Entries taken from a collection:
■ ■ ■ ■ ■ ■ ■
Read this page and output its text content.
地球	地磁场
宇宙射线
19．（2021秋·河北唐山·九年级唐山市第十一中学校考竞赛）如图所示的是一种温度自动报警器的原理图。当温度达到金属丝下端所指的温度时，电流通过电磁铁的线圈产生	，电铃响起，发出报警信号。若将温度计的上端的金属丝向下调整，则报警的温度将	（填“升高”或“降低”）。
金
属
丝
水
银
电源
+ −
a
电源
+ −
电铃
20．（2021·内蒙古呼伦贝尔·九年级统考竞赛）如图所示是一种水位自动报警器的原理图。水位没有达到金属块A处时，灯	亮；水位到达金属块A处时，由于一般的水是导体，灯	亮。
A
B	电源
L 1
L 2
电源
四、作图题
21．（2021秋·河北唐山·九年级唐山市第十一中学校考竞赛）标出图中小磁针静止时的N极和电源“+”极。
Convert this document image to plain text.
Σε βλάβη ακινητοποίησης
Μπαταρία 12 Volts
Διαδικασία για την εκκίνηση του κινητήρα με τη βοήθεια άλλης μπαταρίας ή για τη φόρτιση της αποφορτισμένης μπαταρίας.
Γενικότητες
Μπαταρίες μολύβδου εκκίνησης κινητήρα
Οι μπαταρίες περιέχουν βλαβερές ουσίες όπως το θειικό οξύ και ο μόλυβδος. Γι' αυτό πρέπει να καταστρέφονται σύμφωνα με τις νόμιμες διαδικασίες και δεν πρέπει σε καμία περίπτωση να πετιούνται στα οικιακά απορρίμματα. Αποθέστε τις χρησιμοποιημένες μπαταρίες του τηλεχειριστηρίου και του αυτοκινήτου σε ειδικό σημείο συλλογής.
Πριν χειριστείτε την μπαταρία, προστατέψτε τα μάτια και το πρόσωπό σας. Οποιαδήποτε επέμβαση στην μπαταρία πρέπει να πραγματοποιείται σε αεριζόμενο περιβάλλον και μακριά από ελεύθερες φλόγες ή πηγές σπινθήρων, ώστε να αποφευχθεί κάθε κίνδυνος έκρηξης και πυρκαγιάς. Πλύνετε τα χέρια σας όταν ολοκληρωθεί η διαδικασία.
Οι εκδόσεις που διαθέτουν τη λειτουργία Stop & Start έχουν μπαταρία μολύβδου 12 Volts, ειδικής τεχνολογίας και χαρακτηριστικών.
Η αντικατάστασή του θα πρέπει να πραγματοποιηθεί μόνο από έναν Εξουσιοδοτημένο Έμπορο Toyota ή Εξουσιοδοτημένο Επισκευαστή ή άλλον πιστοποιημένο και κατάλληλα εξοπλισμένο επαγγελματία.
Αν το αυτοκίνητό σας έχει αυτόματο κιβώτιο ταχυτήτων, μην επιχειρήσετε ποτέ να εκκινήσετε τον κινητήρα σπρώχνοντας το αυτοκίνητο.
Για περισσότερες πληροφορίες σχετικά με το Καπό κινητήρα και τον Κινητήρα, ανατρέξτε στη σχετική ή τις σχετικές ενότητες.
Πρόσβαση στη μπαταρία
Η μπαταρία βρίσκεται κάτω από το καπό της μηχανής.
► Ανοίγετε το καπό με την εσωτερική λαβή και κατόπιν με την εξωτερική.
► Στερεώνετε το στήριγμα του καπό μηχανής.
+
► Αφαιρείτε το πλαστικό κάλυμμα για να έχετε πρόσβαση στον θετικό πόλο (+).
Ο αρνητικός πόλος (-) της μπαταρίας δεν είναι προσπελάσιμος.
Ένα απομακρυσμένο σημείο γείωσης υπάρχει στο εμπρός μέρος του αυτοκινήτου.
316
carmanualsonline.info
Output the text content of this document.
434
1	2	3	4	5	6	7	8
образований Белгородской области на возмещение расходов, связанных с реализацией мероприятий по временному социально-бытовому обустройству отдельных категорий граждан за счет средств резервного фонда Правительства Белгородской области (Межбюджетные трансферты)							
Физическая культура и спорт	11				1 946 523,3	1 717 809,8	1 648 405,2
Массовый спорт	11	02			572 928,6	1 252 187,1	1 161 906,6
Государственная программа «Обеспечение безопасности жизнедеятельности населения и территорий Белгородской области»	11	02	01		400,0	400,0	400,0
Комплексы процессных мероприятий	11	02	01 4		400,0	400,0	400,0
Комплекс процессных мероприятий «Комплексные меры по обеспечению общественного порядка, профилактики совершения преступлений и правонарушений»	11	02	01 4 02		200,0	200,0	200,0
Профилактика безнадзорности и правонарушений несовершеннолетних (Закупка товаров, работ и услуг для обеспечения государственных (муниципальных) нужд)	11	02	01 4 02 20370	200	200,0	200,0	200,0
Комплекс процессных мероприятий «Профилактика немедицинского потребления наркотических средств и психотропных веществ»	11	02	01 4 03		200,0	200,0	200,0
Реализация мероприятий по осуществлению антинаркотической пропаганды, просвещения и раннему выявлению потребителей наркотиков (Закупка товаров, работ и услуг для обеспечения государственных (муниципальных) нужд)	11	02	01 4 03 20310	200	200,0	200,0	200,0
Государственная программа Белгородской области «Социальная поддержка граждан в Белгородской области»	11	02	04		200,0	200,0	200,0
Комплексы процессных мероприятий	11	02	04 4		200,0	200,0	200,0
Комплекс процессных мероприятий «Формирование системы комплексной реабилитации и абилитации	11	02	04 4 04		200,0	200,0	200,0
■ ■ ■ ■ ■ ■ ■
▸ YOUR TASK
Of the lines in this material, state how many hold the string "Профилактика". Write no other words.

▸ REPLY
2